- Task goal: Gather, from the listing beneath this task, every line holding the string "recycled".

(Excerpt from a dataset)
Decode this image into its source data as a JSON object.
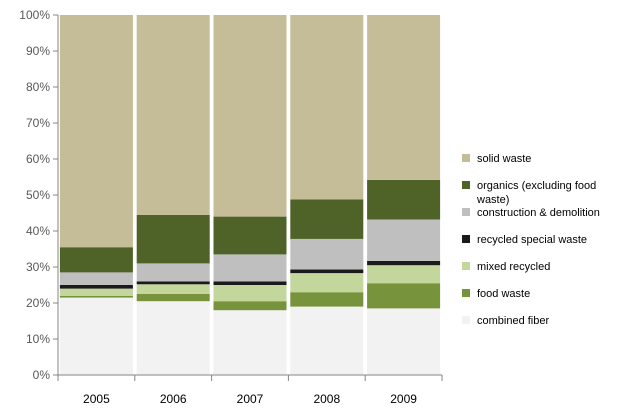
{
  "chart_data": {
    "type": "bar",
    "stacked": true,
    "percent": true,
    "categories": [
      "2005",
      "2006",
      "2007",
      "2008",
      "2009"
    ],
    "ylim": [
      0,
      100
    ],
    "ytick_labels": [
      "0%",
      "10%",
      "20%",
      "30%",
      "40%",
      "50%",
      "60%",
      "70%",
      "80%",
      "90%",
      "100%"
    ],
    "legend_position": "right",
    "grid": false,
    "series": [
      {
        "name": "combined fiber",
        "color": "#f2f2f2",
        "values": [
          21.5,
          20.5,
          18.0,
          19.0,
          18.5
        ]
      },
      {
        "name": "food waste",
        "color": "#77933c",
        "values": [
          0.5,
          2.0,
          2.5,
          4.0,
          7.0
        ]
      },
      {
        "name": "mixed recycled",
        "color": "#c3d69b",
        "values": [
          2.0,
          2.7,
          4.5,
          5.3,
          5.0
        ]
      },
      {
        "name": "recycled special waste",
        "color": "#1a1a1a",
        "values": [
          1.0,
          0.8,
          1.0,
          1.0,
          1.2
        ]
      },
      {
        "name": "construction & demolition",
        "color": "#bfbfbf",
        "values": [
          3.5,
          5.0,
          7.5,
          8.5,
          11.5
        ]
      },
      {
        "name": "organics (excluding food waste)",
        "color": "#4f6228",
        "values": [
          7.0,
          13.5,
          10.5,
          11.0,
          11.0
        ]
      },
      {
        "name": "solid waste",
        "color": "#c4bd97",
        "values": [
          64.5,
          55.5,
          56.0,
          51.2,
          45.8
        ]
      }
    ]
  }
}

- Task answer:
        "name": "mixed recycled",
        "name": "recycled special waste",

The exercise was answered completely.